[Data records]
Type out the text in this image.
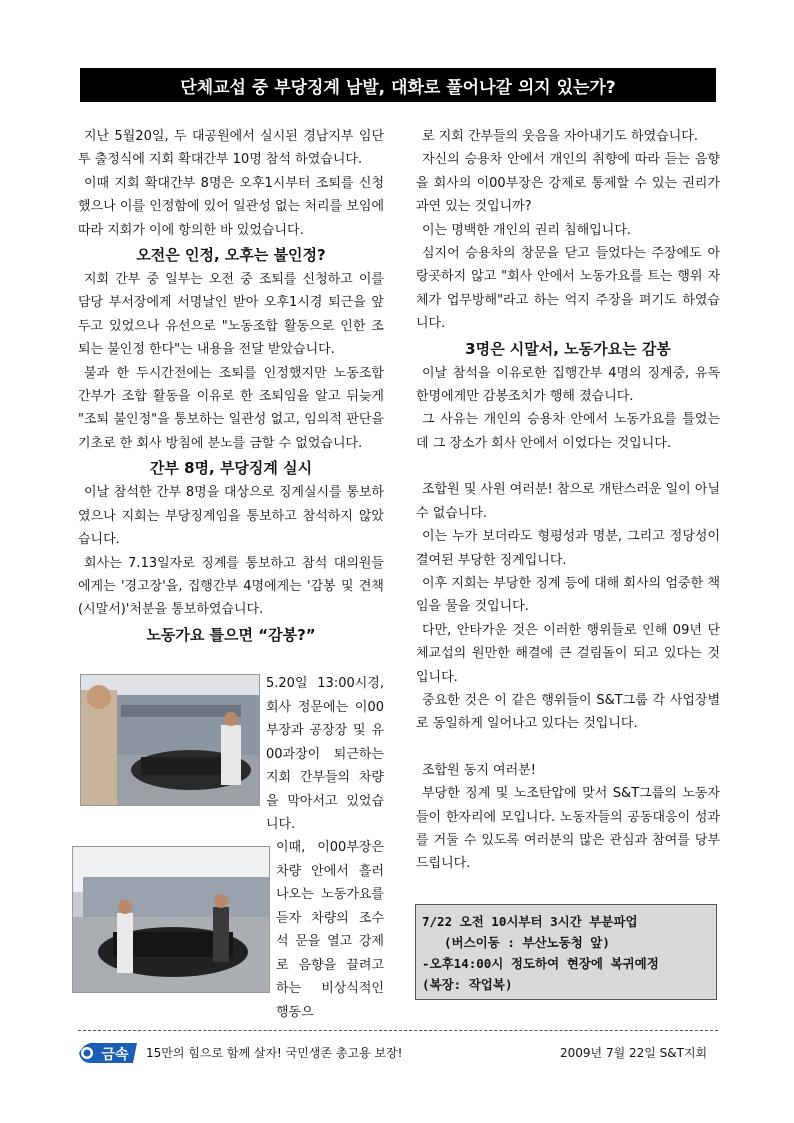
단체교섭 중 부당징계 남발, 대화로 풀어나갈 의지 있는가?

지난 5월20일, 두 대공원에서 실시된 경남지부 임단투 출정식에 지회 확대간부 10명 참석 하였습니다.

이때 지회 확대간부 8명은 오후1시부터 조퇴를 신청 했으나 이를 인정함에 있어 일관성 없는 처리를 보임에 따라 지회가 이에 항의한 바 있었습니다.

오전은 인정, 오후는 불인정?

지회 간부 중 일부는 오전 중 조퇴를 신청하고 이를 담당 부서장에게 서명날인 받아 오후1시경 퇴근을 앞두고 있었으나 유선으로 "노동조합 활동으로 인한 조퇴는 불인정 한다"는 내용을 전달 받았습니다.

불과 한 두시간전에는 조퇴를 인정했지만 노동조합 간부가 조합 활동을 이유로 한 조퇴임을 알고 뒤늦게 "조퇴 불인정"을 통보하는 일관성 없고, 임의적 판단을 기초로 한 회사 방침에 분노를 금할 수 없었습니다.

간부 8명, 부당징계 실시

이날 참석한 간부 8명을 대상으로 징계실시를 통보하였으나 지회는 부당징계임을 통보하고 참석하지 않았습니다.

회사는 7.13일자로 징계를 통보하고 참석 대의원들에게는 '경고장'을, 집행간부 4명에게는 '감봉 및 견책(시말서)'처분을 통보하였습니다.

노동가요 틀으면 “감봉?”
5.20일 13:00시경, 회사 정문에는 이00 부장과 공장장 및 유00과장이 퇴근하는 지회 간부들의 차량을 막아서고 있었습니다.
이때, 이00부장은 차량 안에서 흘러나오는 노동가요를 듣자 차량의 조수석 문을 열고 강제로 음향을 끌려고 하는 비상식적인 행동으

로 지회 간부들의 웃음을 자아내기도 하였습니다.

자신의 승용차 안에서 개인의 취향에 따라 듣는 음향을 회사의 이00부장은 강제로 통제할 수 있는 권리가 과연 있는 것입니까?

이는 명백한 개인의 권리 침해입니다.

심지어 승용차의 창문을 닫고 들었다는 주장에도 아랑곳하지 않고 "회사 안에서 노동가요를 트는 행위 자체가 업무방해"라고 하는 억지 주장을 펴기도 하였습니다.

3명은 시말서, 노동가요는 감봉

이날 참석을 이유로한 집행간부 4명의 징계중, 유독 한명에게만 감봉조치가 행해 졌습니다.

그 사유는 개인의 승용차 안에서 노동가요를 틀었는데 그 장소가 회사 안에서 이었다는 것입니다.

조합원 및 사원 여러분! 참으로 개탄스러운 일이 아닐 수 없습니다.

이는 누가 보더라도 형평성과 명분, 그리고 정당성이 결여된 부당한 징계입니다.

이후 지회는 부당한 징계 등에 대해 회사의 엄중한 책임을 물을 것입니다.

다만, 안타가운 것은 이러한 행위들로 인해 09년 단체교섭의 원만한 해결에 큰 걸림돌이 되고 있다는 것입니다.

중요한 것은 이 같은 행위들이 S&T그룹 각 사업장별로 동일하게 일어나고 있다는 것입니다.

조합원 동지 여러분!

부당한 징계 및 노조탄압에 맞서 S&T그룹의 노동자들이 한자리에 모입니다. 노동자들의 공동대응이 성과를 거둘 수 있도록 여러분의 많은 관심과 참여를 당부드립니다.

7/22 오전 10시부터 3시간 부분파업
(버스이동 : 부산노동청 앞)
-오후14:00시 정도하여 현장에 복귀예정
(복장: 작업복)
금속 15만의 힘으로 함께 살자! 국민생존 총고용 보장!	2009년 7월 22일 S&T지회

• PROBLEM DESCRIPTION:
Each line with the string "노동가요를" in it needs to be found and copied.

• ANSWER FOR THIS EXERCISE:
이때, 이00부장은 차량 안에서 흘러나오는 노동가요를 듣자 차량의 조수석 문을 열고 강제로 음향을 끌려고 하는 비상식적인 행동으
심지어 승용차의 창문을 닫고 들었다는 주장에도 아랑곳하지 않고 "회사 안에서 노동가요를 트는 행위 자체가 업무방해"라고 하는 억지 주장을 펴기도 하였습니다.
그 사유는 개인의 승용차 안에서 노동가요를 틀었는데 그 장소가 회사 안에서 이었다는 것입니다.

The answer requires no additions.